BEGIN

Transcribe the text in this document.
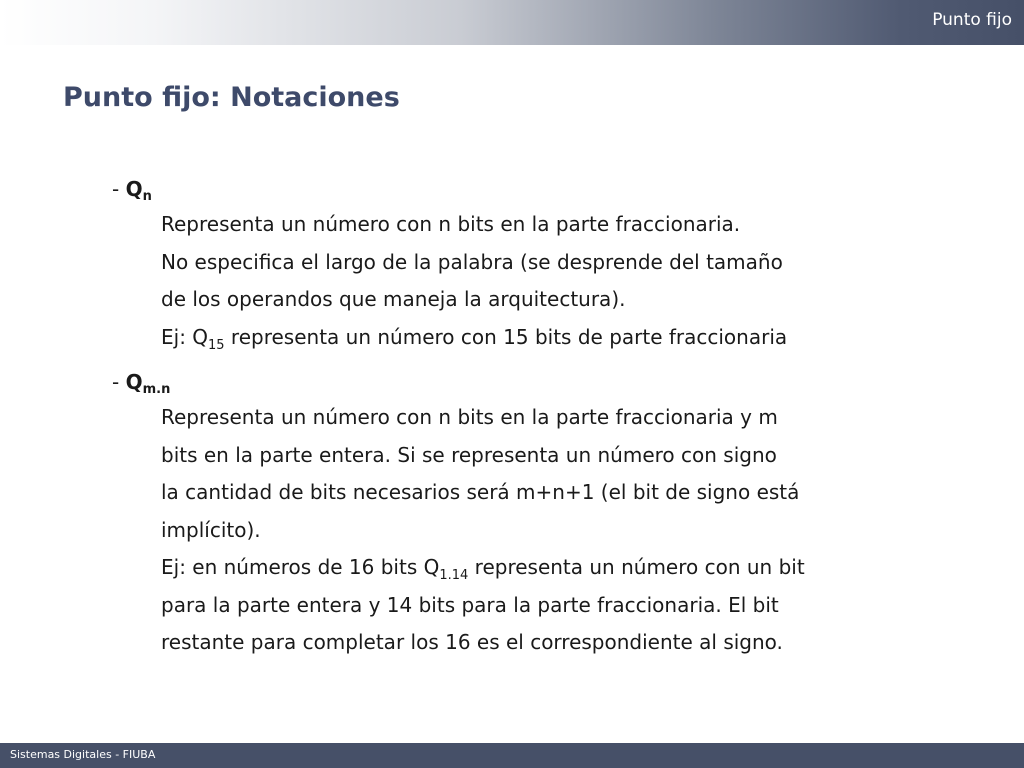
Punto fijo
Punto fijo: Notaciones
- $Q_n$
Representa un número con n bits en la parte fraccionaria.
No especifica el largo de la palabra (se desprende del tamaño
de los operandos que maneja la arquitectura).
Ej: $Q_{15}$ representa un número con 15 bits de parte fraccionaria
- $Q_{m.n}$
Representa un número con n bits en la parte fraccionaria y m
bits en la parte entera. Si se representa un número con signo
la cantidad de bits necesarios será m+n+1 (el bit de signo está
implícito).
Ej: en números de 16 bits $Q_{1.14}$ representa un número con un bit
para la parte entera y 14 bits para la parte fraccionaria. El bit
restante para completar los 16 es el correspondiente al signo.
Sistemas Digitales - FIUBA
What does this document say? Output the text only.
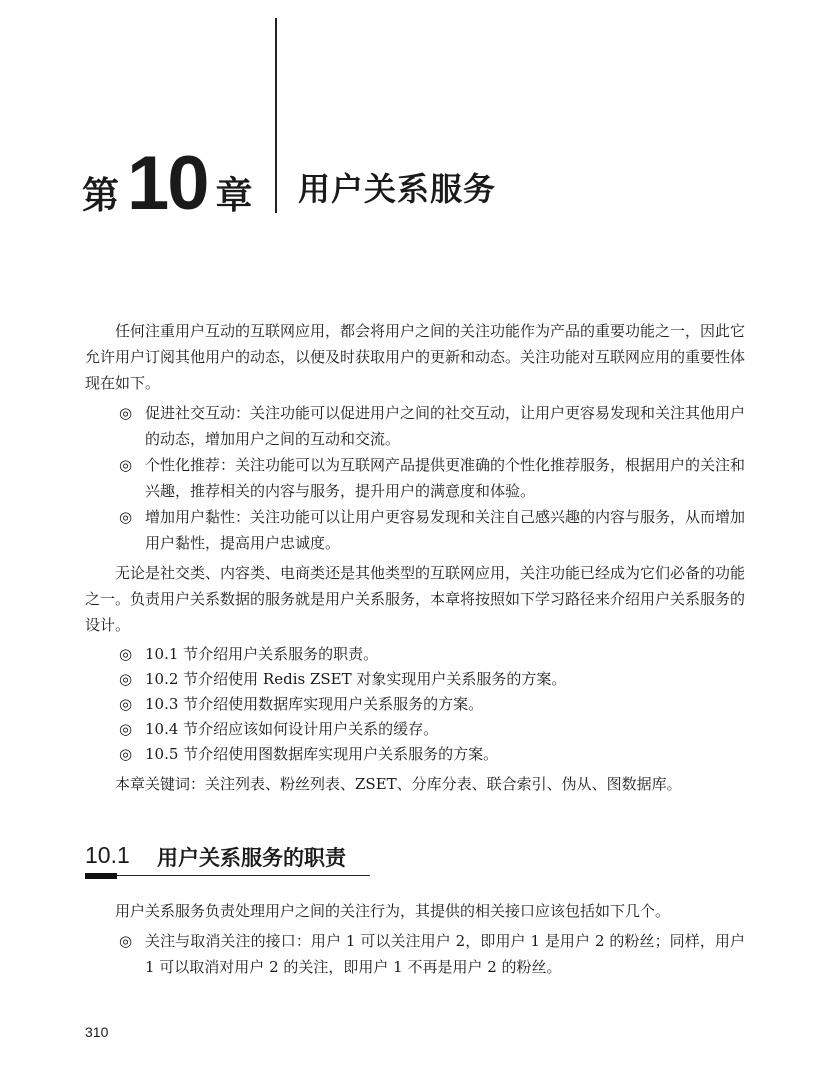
第 10 章 用户关系服务

任何注重用户互动的互联网应用，都会将用户之间的关注功能作为产品的重要功能之一，因此它允许用户订阅其他用户的动态，以便及时获取用户的更新和动态。关注功能对互联网应用的重要性体现在如下。

◎ 促进社交互动：关注功能可以促进用户之间的社交互动，让用户更容易发现和关注其他用户的动态，增加用户之间的互动和交流。
◎ 个性化推荐：关注功能可以为互联网产品提供更准确的个性化推荐服务，根据用户的关注和兴趣，推荐相关的内容与服务，提升用户的满意度和体验。
◎ 增加用户黏性：关注功能可以让用户更容易发现和关注自己感兴趣的内容与服务，从而增加用户黏性，提高用户忠诚度。

无论是社交类、内容类、电商类还是其他类型的互联网应用，关注功能已经成为它们必备的功能之一。负责用户关系数据的服务就是用户关系服务，本章将按照如下学习路径来介绍用户关系服务的设计。

◎ 10.1 节介绍用户关系服务的职责。
◎ 10.2 节介绍使用 Redis ZSET 对象实现用户关系服务的方案。
◎ 10.3 节介绍使用数据库实现用户关系服务的方案。
◎ 10.4 节介绍应该如何设计用户关系的缓存。
◎ 10.5 节介绍使用图数据库实现用户关系服务的方案。

本章关键词：关注列表、粉丝列表、ZSET、分库分表、联合索引、伪从、图数据库。

10.1 用户关系服务的职责

用户关系服务负责处理用户之间的关注行为，其提供的相关接口应该包括如下几个。

◎ 关注与取消关注的接口：用户 1 可以关注用户 2，即用户 1 是用户 2 的粉丝；同样，用户 1 可以取消对用户 2 的关注，即用户 1 不再是用户 2 的粉丝。
310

END

» **WHAT TO PRODUCE**: Scan the data above and copy every line with "signo" in it.

» **WRITTEN SOLUTION**:
bits en la parte entera. Si se representa un número con signo
la cantidad de bits necesarios será m+n+1 (el bit de signo está
restante para completar los 16 es el correspondiente al signo.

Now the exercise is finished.